[WHAT TO WORK ON] Which lines below hold the word "indent"? Report each one.

[DATA PROVIDED]
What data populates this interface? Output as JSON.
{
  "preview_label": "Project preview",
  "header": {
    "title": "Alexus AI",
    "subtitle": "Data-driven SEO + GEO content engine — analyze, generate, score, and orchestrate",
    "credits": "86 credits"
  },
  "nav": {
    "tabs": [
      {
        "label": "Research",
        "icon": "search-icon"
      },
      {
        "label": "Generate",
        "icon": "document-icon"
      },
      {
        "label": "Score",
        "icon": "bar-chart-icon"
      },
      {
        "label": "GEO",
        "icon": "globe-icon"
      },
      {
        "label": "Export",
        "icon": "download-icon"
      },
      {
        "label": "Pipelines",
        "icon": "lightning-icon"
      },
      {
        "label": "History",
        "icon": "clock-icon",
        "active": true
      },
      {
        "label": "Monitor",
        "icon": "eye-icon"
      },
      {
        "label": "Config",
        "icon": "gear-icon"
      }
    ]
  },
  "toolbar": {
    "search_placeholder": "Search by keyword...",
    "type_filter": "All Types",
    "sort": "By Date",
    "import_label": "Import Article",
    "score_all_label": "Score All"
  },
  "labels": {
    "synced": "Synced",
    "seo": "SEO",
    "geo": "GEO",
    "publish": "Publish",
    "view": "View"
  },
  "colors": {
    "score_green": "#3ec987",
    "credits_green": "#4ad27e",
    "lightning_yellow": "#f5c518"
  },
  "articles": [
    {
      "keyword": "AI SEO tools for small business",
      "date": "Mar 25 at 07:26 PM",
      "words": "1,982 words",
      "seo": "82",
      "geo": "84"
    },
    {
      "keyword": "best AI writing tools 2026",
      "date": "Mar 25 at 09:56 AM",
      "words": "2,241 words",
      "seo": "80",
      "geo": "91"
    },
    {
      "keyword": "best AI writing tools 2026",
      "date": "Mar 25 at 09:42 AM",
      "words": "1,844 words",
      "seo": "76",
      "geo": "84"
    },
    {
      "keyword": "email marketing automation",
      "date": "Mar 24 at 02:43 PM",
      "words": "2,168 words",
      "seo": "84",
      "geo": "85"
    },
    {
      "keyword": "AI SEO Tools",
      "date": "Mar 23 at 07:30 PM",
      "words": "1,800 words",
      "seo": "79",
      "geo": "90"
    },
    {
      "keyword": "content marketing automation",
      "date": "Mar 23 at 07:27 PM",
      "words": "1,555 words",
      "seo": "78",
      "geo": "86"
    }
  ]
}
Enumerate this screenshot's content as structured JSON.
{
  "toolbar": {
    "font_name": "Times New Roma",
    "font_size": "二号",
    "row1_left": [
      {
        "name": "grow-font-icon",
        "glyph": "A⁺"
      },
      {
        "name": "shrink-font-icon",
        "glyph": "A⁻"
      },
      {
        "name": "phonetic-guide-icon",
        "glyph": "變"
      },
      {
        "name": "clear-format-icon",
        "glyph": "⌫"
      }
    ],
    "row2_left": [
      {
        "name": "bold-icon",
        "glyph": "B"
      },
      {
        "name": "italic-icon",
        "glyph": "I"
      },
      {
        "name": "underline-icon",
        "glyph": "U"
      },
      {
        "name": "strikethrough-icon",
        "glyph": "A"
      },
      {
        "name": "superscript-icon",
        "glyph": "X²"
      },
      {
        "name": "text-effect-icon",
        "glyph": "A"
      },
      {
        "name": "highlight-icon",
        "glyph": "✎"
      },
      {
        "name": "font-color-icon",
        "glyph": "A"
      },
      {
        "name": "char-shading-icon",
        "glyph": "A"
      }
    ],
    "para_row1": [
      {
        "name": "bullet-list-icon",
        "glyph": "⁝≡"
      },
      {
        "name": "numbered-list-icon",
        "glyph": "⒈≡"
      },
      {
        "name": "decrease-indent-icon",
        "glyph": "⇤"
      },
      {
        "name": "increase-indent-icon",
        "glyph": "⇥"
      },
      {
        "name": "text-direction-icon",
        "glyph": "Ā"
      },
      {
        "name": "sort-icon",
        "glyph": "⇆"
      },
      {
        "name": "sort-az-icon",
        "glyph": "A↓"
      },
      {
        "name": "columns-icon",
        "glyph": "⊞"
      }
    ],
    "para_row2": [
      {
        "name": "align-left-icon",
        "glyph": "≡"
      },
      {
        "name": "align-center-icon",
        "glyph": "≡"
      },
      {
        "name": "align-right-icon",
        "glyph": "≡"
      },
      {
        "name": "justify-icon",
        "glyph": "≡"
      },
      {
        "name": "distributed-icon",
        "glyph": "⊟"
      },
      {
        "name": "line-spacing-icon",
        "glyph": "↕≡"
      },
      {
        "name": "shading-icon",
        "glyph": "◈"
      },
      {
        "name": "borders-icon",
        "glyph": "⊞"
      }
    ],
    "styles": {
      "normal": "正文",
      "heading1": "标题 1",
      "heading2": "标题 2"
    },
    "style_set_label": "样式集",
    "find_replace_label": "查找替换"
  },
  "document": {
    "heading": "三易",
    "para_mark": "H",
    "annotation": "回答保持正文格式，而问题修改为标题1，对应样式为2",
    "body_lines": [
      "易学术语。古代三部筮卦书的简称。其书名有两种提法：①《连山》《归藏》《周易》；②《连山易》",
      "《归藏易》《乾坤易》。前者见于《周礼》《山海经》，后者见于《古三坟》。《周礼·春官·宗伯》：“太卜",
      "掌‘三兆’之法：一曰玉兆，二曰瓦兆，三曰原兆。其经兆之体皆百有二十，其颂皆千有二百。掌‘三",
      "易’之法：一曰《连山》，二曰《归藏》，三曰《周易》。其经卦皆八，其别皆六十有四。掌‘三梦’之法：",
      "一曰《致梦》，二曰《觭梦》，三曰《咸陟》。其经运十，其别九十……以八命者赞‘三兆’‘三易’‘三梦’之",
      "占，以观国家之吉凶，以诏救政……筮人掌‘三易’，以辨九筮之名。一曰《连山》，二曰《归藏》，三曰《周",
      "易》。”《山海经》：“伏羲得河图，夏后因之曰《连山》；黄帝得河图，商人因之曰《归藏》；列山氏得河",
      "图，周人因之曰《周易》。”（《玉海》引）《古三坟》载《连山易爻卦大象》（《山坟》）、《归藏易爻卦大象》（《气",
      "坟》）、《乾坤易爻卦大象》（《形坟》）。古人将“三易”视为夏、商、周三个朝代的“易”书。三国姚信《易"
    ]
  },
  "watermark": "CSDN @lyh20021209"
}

[RESULT]
        "name": "decrease-indent-icon",
        "name": "increase-indent-icon",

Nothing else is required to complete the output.